▶ [Given exercise]
How many lines of these entries hold the string "name"? Answer with the number alone.

══ Source data

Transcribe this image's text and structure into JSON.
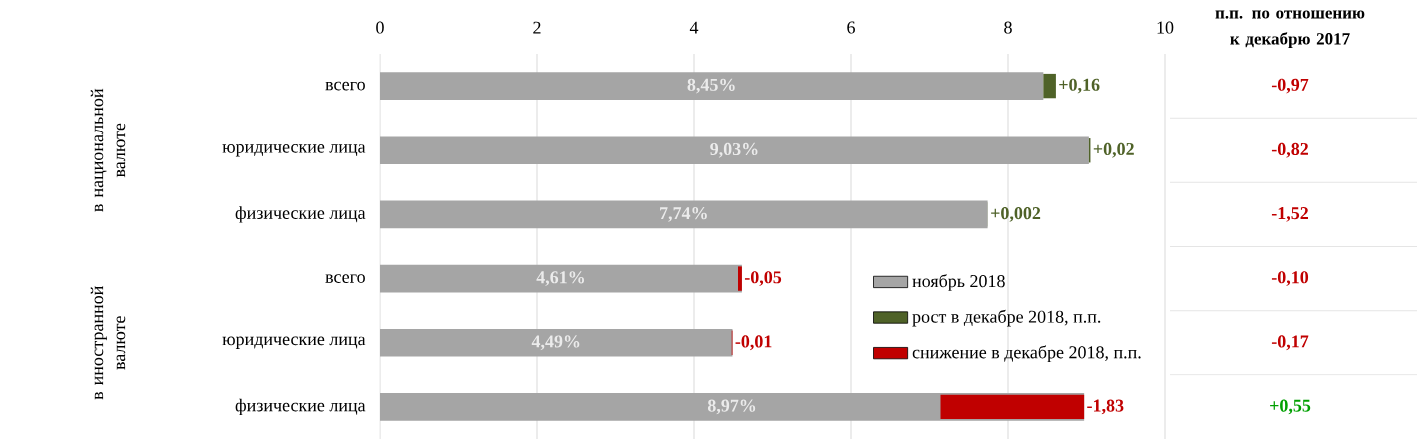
{
  "chart_data": [
    {
      "type": "bar",
      "orientation": "horizontal",
      "categories": [
        "всего",
        "юридические лица",
        "физические лица",
        "всего",
        "юридические лица",
        "физические лица"
      ],
      "series": [
        {
          "name": "ноябрь 2018",
          "color": "#a5a5a5",
          "values": [
            8.45,
            9.03,
            7.74,
            4.61,
            4.49,
            8.97
          ],
          "value_labels": [
            "8,45%",
            "9,03%",
            "7,74%",
            "4,61%",
            "4,49%",
            "8,97%"
          ]
        },
        {
          "name": "рост в декабре 2018, п.п.",
          "color": "#4f6228",
          "base": [
            8.45,
            9.03,
            7.74,
            null,
            null,
            null
          ],
          "values": [
            0.16,
            0.02,
            0.002,
            null,
            null,
            null
          ],
          "value_labels": [
            "+0,16",
            "+0,02",
            "+0,002",
            null,
            null,
            null
          ]
        },
        {
          "name": "снижение в декабре 2018, п.п.",
          "color": "#c00000",
          "base": [
            null,
            null,
            null,
            4.61,
            4.49,
            8.97
          ],
          "values": [
            null,
            null,
            null,
            -0.05,
            -0.01,
            -1.83
          ],
          "value_labels": [
            null,
            null,
            null,
            "-0,05",
            "-0,01",
            "-1,83"
          ]
        }
      ],
      "xlim": [
        0,
        10
      ],
      "xticks": [
        0,
        2,
        4,
        6,
        8,
        10
      ],
      "grid": "x",
      "legend": "bottom right",
      "annotations": [
        "в национальной валюте",
        "в иностранной валюте"
      ]
    },
    {
      "type": "other",
      "title": "п.п. по отношению к декабрю 2017",
      "value_labels": [
        "-0,97",
        "-0,82",
        "-1,52",
        "-0,10",
        "-0,17",
        "+0,55"
      ],
      "colors": [
        "#c00000",
        "#c00000",
        "#c00000",
        "#c00000",
        "#c00000",
        "#00a000"
      ]
    }
  ]
}
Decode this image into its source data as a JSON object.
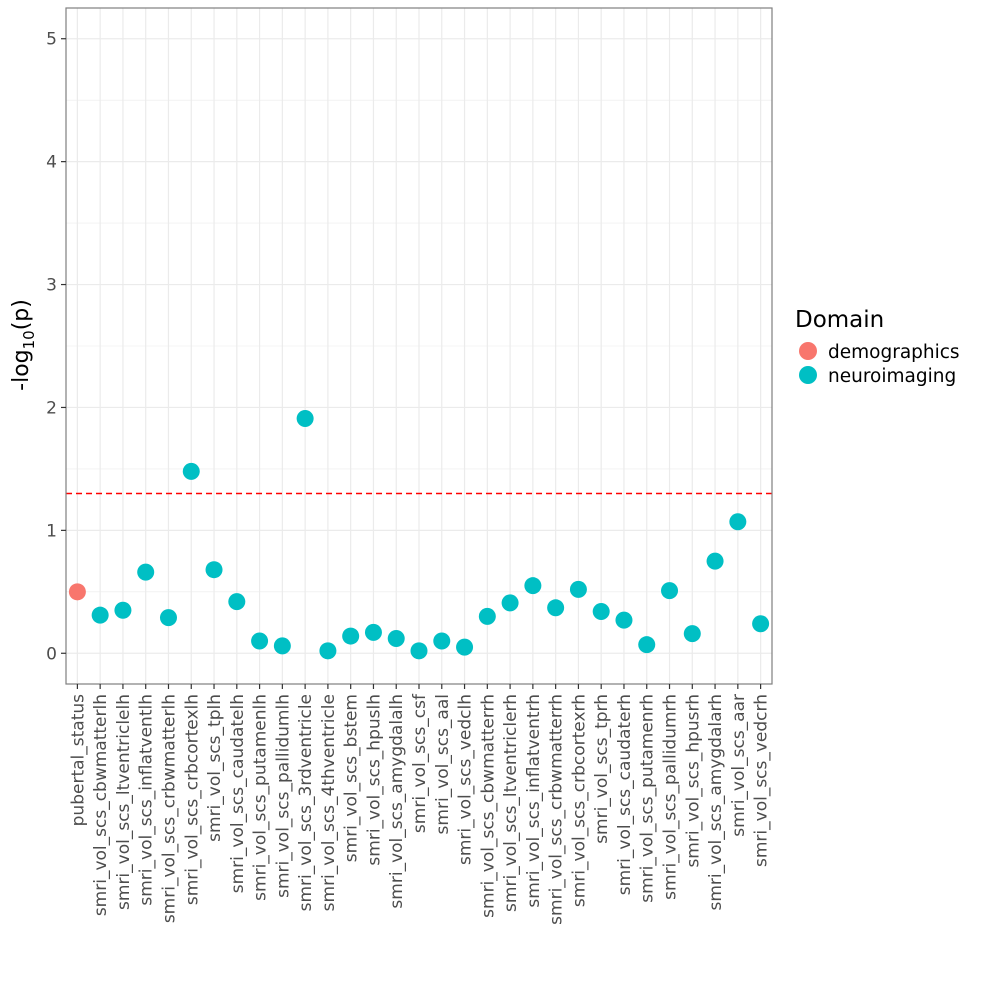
{
  "chart_data": {
    "type": "scatter",
    "title": "",
    "xlabel": "",
    "ylabel": "-log",
    "ylabel_subscript": "10",
    "ylabel_suffix": "(p)",
    "ylim": [
      -0.25,
      5.25
    ],
    "yticks": [
      0,
      1,
      2,
      3,
      4,
      5
    ],
    "ytick_labels": [
      "0",
      "1",
      "2",
      "3",
      "4",
      "5"
    ],
    "threshold": 1.3,
    "grid": true,
    "legend_position": "right",
    "legend": {
      "title": "Domain",
      "entries": [
        {
          "label": "demographics",
          "color": "#F8766D"
        },
        {
          "label": "neuroimaging",
          "color": "#00BFC4"
        }
      ]
    },
    "categories": [
      "pubertal_status",
      "smri_vol_scs_cbwmatterlh",
      "smri_vol_scs_ltventriclelh",
      "smri_vol_scs_inflatventlh",
      "smri_vol_scs_crbwmatterlh",
      "smri_vol_scs_crbcortexlh",
      "smri_vol_scs_tplh",
      "smri_vol_scs_caudatelh",
      "smri_vol_scs_putamenlh",
      "smri_vol_scs_pallidumlh",
      "smri_vol_scs_3rdventricle",
      "smri_vol_scs_4thventricle",
      "smri_vol_scs_bstem",
      "smri_vol_scs_hpuslh",
      "smri_vol_scs_amygdalalh",
      "smri_vol_scs_csf",
      "smri_vol_scs_aal",
      "smri_vol_scs_vedclh",
      "smri_vol_scs_cbwmatterrh",
      "smri_vol_scs_ltventriclerh",
      "smri_vol_scs_inflatventrh",
      "smri_vol_scs_crbwmatterrh",
      "smri_vol_scs_crbcortexrh",
      "smri_vol_scs_tprh",
      "smri_vol_scs_caudaterh",
      "smri_vol_scs_putamenrh",
      "smri_vol_scs_pallidumrh",
      "smri_vol_scs_hpusrh",
      "smri_vol_scs_amygdalarh",
      "smri_vol_scs_aar",
      "smri_vol_scs_vedcrh"
    ],
    "values": [
      0.5,
      0.31,
      0.35,
      0.66,
      0.29,
      1.48,
      0.68,
      0.42,
      0.1,
      0.06,
      1.91,
      0.02,
      0.14,
      0.17,
      0.12,
      0.02,
      0.1,
      0.05,
      0.3,
      0.41,
      0.55,
      0.37,
      0.52,
      0.34,
      0.27,
      0.07,
      0.51,
      0.16,
      0.75,
      1.07,
      0.24
    ],
    "domains": [
      "demographics",
      "neuroimaging",
      "neuroimaging",
      "neuroimaging",
      "neuroimaging",
      "neuroimaging",
      "neuroimaging",
      "neuroimaging",
      "neuroimaging",
      "neuroimaging",
      "neuroimaging",
      "neuroimaging",
      "neuroimaging",
      "neuroimaging",
      "neuroimaging",
      "neuroimaging",
      "neuroimaging",
      "neuroimaging",
      "neuroimaging",
      "neuroimaging",
      "neuroimaging",
      "neuroimaging",
      "neuroimaging",
      "neuroimaging",
      "neuroimaging",
      "neuroimaging",
      "neuroimaging",
      "neuroimaging",
      "neuroimaging",
      "neuroimaging",
      "neuroimaging"
    ]
  },
  "colors": {
    "threshold_line": "#FF0000",
    "grid": "#EBEBEB",
    "panel_border": "#7F7F7F"
  }
}
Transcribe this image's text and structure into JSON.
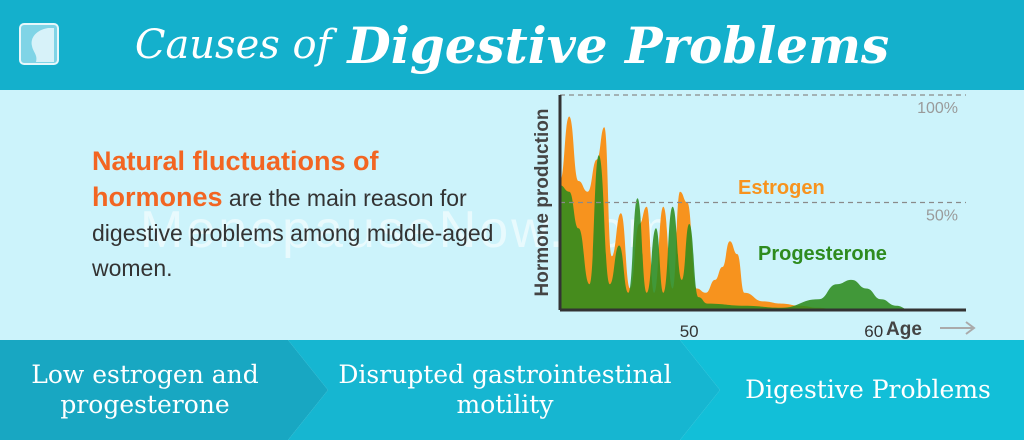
{
  "header": {
    "title_part1": "Causes of",
    "title_part2": "Digestive Problems"
  },
  "description": {
    "highlight": "Natural fluctuations of hormones",
    "rest": "are the main reason for digestive problems among middle-aged women."
  },
  "watermark": "MenopauseNow.com",
  "flow": {
    "steps": [
      {
        "label": "Low estrogen and progesterone"
      },
      {
        "label": "Disrupted gastrointestinal motility"
      },
      {
        "label": "Digestive Problems"
      }
    ]
  },
  "colors": {
    "header_bg": "#14b0cc",
    "panel_bg": "#ccf3fb",
    "highlight": "#f26522",
    "estrogen": "#f7931e",
    "progesterone": "#2e8b1e",
    "flow_step_1": "#18a7c2",
    "flow_step_2": "#16b6d1",
    "flow_step_3": "#12bfd8"
  },
  "chart_data": {
    "type": "area",
    "ylabel": "Hormone production",
    "xlabel": "Age",
    "x_ticks": [
      50,
      60
    ],
    "y_ref_lines": [
      "100%",
      "50%"
    ],
    "x_range": [
      43,
      65
    ],
    "y_range": [
      0,
      100
    ],
    "series": [
      {
        "name": "Estrogen",
        "color": "#f7931e",
        "x": [
          43,
          43.5,
          44,
          44.5,
          45,
          45.4,
          45.8,
          46.3,
          46.8,
          47.3,
          47.7,
          48.1,
          48.6,
          49.1,
          49.5,
          49.9,
          50.4,
          50.9,
          51.4,
          51.8,
          52.2,
          52.6,
          53,
          54,
          55,
          56,
          57,
          58
        ],
        "y": [
          60,
          90,
          60,
          55,
          70,
          85,
          25,
          45,
          10,
          40,
          48,
          8,
          48,
          10,
          55,
          50,
          10,
          8,
          14,
          20,
          32,
          26,
          8,
          4,
          3,
          2,
          1,
          0
        ]
      },
      {
        "name": "Progesterone",
        "color": "#2e8b1e",
        "x": [
          43,
          43.5,
          44,
          44.6,
          45.1,
          45.7,
          46.2,
          46.7,
          47.2,
          47.7,
          48.2,
          48.6,
          49.1,
          49.6,
          50,
          50.5,
          51,
          53,
          55,
          57,
          58,
          58.8,
          59.6,
          60.4,
          61.2,
          62
        ],
        "y": [
          58,
          55,
          38,
          12,
          72,
          12,
          30,
          8,
          52,
          8,
          38,
          8,
          48,
          14,
          40,
          6,
          3,
          2,
          1,
          5,
          12,
          14,
          10,
          5,
          2,
          0
        ]
      }
    ]
  }
}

════

▶ [Solution for this problem]
5